▶ **Data**
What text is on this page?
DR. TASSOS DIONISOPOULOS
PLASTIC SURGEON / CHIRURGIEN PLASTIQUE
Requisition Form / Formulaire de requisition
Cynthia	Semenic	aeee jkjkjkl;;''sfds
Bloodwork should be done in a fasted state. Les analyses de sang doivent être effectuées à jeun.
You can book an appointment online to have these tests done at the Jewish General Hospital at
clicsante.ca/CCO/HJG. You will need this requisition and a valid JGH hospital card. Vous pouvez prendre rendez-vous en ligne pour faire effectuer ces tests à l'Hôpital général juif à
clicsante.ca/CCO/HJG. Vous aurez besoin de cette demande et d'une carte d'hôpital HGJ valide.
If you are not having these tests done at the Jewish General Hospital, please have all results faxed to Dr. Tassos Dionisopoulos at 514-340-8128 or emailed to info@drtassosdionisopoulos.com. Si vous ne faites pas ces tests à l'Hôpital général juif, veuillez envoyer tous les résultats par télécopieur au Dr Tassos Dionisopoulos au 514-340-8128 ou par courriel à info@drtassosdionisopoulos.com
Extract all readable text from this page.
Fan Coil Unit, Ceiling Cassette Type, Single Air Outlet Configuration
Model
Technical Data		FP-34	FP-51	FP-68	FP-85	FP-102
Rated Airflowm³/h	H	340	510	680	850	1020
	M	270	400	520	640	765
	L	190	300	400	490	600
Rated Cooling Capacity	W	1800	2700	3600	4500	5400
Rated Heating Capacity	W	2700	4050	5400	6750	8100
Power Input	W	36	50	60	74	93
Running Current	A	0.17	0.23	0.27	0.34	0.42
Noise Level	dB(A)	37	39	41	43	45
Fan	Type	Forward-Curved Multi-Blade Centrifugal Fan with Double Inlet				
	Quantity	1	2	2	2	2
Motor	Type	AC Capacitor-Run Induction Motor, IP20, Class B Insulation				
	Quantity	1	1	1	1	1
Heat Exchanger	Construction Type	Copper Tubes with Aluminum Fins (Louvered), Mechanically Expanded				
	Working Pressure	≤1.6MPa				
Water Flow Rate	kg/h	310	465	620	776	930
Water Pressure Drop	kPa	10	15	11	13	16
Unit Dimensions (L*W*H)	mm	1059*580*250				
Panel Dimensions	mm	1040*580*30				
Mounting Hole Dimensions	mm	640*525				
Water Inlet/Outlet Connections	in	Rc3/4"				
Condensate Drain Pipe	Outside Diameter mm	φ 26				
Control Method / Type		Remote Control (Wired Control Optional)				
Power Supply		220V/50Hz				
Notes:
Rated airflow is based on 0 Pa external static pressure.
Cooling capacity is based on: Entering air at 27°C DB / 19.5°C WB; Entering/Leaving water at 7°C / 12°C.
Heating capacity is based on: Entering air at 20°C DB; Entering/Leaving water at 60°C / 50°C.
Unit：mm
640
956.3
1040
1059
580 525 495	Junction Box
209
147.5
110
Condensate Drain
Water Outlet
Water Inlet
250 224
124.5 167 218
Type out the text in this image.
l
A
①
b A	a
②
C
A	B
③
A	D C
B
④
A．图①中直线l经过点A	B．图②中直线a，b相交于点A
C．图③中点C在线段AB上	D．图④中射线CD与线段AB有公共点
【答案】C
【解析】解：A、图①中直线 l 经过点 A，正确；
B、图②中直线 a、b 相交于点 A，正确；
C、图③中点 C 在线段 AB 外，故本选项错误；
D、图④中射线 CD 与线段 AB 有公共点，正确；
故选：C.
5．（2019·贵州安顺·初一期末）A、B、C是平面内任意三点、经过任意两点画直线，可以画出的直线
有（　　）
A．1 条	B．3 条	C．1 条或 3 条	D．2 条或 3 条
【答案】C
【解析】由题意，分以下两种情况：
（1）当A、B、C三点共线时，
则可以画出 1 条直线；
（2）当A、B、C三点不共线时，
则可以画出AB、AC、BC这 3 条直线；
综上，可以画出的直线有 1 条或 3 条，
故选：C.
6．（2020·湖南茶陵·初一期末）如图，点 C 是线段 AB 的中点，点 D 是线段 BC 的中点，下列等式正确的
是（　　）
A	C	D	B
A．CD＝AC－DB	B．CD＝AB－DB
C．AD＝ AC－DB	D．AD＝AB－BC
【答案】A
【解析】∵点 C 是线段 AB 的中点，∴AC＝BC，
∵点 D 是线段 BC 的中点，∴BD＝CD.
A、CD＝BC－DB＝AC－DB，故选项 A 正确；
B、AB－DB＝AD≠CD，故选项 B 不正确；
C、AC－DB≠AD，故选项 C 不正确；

▶ **Exercise aim**
In the records above, how many lines hold the string "requisition"? Reply with only the number.

▶ **Exercise result**
2